LISTED ENTRIES:
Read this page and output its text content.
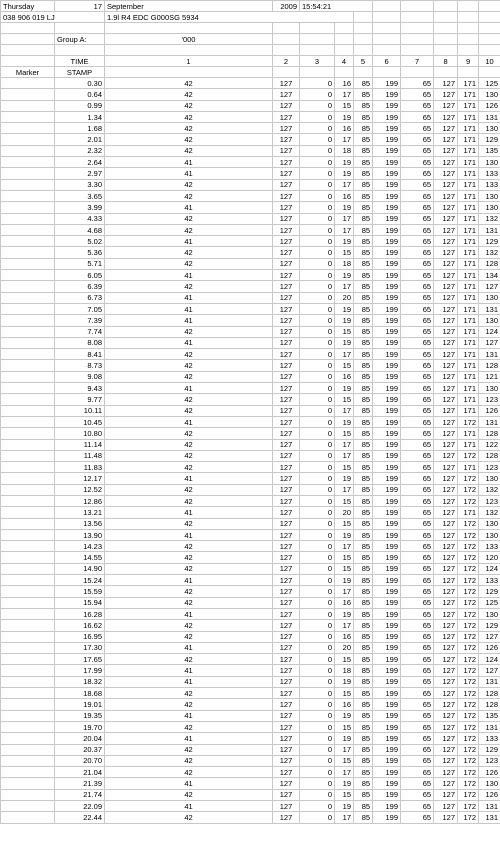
Thursday	17	September	2009	15:54:21							
038 906 019 LJ		1.9l R4 EDC G000SG 5934									

	Group A:	'000									

	TIME	1	2	3	4	5	6	7	8	9	10
Marker	STAMP										
	0.30	42	127	0	16	85	199	65	127	171	125
	0.64	42	127	0	17	85	199	65	127	171	130
	0.99	42	127	0	15	85	199	65	127	171	126
	1.34	42	127	0	19	85	199	65	127	171	131
	1.68	42	127	0	16	85	199	65	127	171	130
	2.01	42	127	0	17	85	199	65	127	171	129
	2.32	42	127	0	18	85	199	65	127	171	135
	2.64	41	127	0	19	85	199	65	127	171	130
	2.97	41	127	0	19	85	199	65	127	171	133
	3.30	42	127	0	17	85	199	65	127	171	133
	3.65	42	127	0	16	85	199	65	127	171	130
	3.99	41	127	0	19	85	199	65	127	171	130
	4.33	42	127	0	17	85	199	65	127	171	132
	4.68	42	127	0	17	85	199	65	127	171	131
	5.02	41	127	0	19	85	199	65	127	171	129
	5.36	42	127	0	15	85	199	65	127	171	132
	5.71	42	127	0	18	85	199	65	127	171	128
	6.05	41	127	0	19	85	199	65	127	171	134
	6.39	42	127	0	17	85	199	65	127	171	127
	6.73	41	127	0	20	85	199	65	127	171	130
	7.05	41	127	0	19	85	199	65	127	171	131
	7.39	41	127	0	19	85	199	65	127	171	130
	7.74	42	127	0	15	85	199	65	127	171	124
	8.08	41	127	0	19	85	199	65	127	171	127
	8.41	42	127	0	17	85	199	65	127	171	131
	8.73	42	127	0	15	85	199	65	127	171	128
	9.08	42	127	0	16	85	199	65	127	171	121
	9.43	41	127	0	19	85	199	65	127	171	130
	9.77	42	127	0	15	85	199	65	127	171	123
	10.11	42	127	0	17	85	199	65	127	171	126
	10.45	41	127	0	19	85	199	65	127	172	131
	10.80	42	127	0	15	85	199	65	127	171	128
	11.14	42	127	0	17	85	199	65	127	171	122
	11.48	42	127	0	17	85	199	65	127	172	128
	11.83	42	127	0	15	85	199	65	127	171	123
	12.17	41	127	0	19	85	199	65	127	172	130
	12.52	42	127	0	17	85	199	65	127	172	132
	12.86	42	127	0	15	85	199	65	127	172	123
	13.21	41	127	0	20	85	199	65	127	171	132
	13.56	42	127	0	15	85	199	65	127	172	130
	13.90	41	127	0	19	85	199	65	127	172	130
	14.23	42	127	0	17	85	199	65	127	172	133
	14.55	42	127	0	15	85	199	65	127	172	120
	14.90	42	127	0	15	85	199	65	127	172	124
	15.24	41	127	0	19	85	199	65	127	172	133
	15.59	42	127	0	17	85	199	65	127	172	129
	15.94	42	127	0	16	85	199	65	127	172	125
	16.28	41	127	0	19	85	199	65	127	172	130
	16.62	42	127	0	17	85	199	65	127	172	129
	16.95	42	127	0	16	85	199	65	127	172	127
	17.30	41	127	0	20	85	199	65	127	172	126
	17.65	42	127	0	15	85	199	65	127	172	124
	17.99	41	127	0	18	85	199	65	127	172	127
	18.32	41	127	0	19	85	199	65	127	172	131
	18.68	42	127	0	15	85	199	65	127	172	128
	19.01	42	127	0	16	85	199	65	127	172	128
	19.35	41	127	0	19	85	199	65	127	172	135
	19.70	42	127	0	15	85	199	65	127	172	131
	20.04	41	127	0	19	85	199	65	127	172	133
	20.37	42	127	0	17	85	199	65	127	172	129
	20.70	42	127	0	15	85	199	65	127	172	123
	21.04	42	127	0	17	85	199	65	127	172	126
	21.39	41	127	0	19	85	199	65	127	172	130
	21.74	42	127	0	15	85	199	65	127	172	126
	22.09	41	127	0	19	85	199	65	127	172	131
	22.44	42	127	0	17	85	199	65	127	172	131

GOAL OF THE EXERCISE:
Your task is to retype all the entries exactly and leave out any pictures.

EXPECTED ANSWER:
Read this page and output its text content.
Thursday	17	September	2009	15:54:21							
038 906 019 LJ		1.9l R4 EDC G000SG 5934									

	Group A:	'000									

	TIME	1	2	3	4	5	6	7	8	9	10
Marker	STAMP										
	0.30	42	127	0	16	85	199	65	127	171	125
	0.64	42	127	0	17	85	199	65	127	171	130
	0.99	42	127	0	15	85	199	65	127	171	126
	1.34	42	127	0	19	85	199	65	127	171	131
	1.68	42	127	0	16	85	199	65	127	171	130
	2.01	42	127	0	17	85	199	65	127	171	129
	2.32	42	127	0	18	85	199	65	127	171	135
	2.64	41	127	0	19	85	199	65	127	171	130
	2.97	41	127	0	19	85	199	65	127	171	133
	3.30	42	127	0	17	85	199	65	127	171	133
	3.65	42	127	0	16	85	199	65	127	171	130
	3.99	41	127	0	19	85	199	65	127	171	130
	4.33	42	127	0	17	85	199	65	127	171	132
	4.68	42	127	0	17	85	199	65	127	171	131
	5.02	41	127	0	19	85	199	65	127	171	129
	5.36	42	127	0	15	85	199	65	127	171	132
	5.71	42	127	0	18	85	199	65	127	171	128
	6.05	41	127	0	19	85	199	65	127	171	134
	6.39	42	127	0	17	85	199	65	127	171	127
	6.73	41	127	0	20	85	199	65	127	171	130
	7.05	41	127	0	19	85	199	65	127	171	131
	7.39	41	127	0	19	85	199	65	127	171	130
	7.74	42	127	0	15	85	199	65	127	171	124
	8.08	41	127	0	19	85	199	65	127	171	127
	8.41	42	127	0	17	85	199	65	127	171	131
	8.73	42	127	0	15	85	199	65	127	171	128
	9.08	42	127	0	16	85	199	65	127	171	121
	9.43	41	127	0	19	85	199	65	127	171	130
	9.77	42	127	0	15	85	199	65	127	171	123
	10.11	42	127	0	17	85	199	65	127	171	126
	10.45	41	127	0	19	85	199	65	127	172	131
	10.80	42	127	0	15	85	199	65	127	171	128
	11.14	42	127	0	17	85	199	65	127	171	122
	11.48	42	127	0	17	85	199	65	127	172	128
	11.83	42	127	0	15	85	199	65	127	171	123
	12.17	41	127	0	19	85	199	65	127	172	130
	12.52	42	127	0	17	85	199	65	127	172	132
	12.86	42	127	0	15	85	199	65	127	172	123
	13.21	41	127	0	20	85	199	65	127	171	132
	13.56	42	127	0	15	85	199	65	127	172	130
	13.90	41	127	0	19	85	199	65	127	172	130
	14.23	42	127	0	17	85	199	65	127	172	133
	14.55	42	127	0	15	85	199	65	127	172	120
	14.90	42	127	0	15	85	199	65	127	172	124
	15.24	41	127	0	19	85	199	65	127	172	133
	15.59	42	127	0	17	85	199	65	127	172	129
	15.94	42	127	0	16	85	199	65	127	172	125
	16.28	41	127	0	19	85	199	65	127	172	130
	16.62	42	127	0	17	85	199	65	127	172	129
	16.95	42	127	0	16	85	199	65	127	172	127
	17.30	41	127	0	20	85	199	65	127	172	126
	17.65	42	127	0	15	85	199	65	127	172	124
	17.99	41	127	0	18	85	199	65	127	172	127
	18.32	41	127	0	19	85	199	65	127	172	131
	18.68	42	127	0	15	85	199	65	127	172	128
	19.01	42	127	0	16	85	199	65	127	172	128
	19.35	41	127	0	19	85	199	65	127	172	135
	19.70	42	127	0	15	85	199	65	127	172	131
	20.04	41	127	0	19	85	199	65	127	172	133
	20.37	42	127	0	17	85	199	65	127	172	129
	20.70	42	127	0	15	85	199	65	127	172	123
	21.04	42	127	0	17	85	199	65	127	172	126
	21.39	41	127	0	19	85	199	65	127	172	130
	21.74	42	127	0	15	85	199	65	127	172	126
	22.09	41	127	0	19	85	199	65	127	172	131
	22.44	42	127	0	17	85	199	65	127	172	131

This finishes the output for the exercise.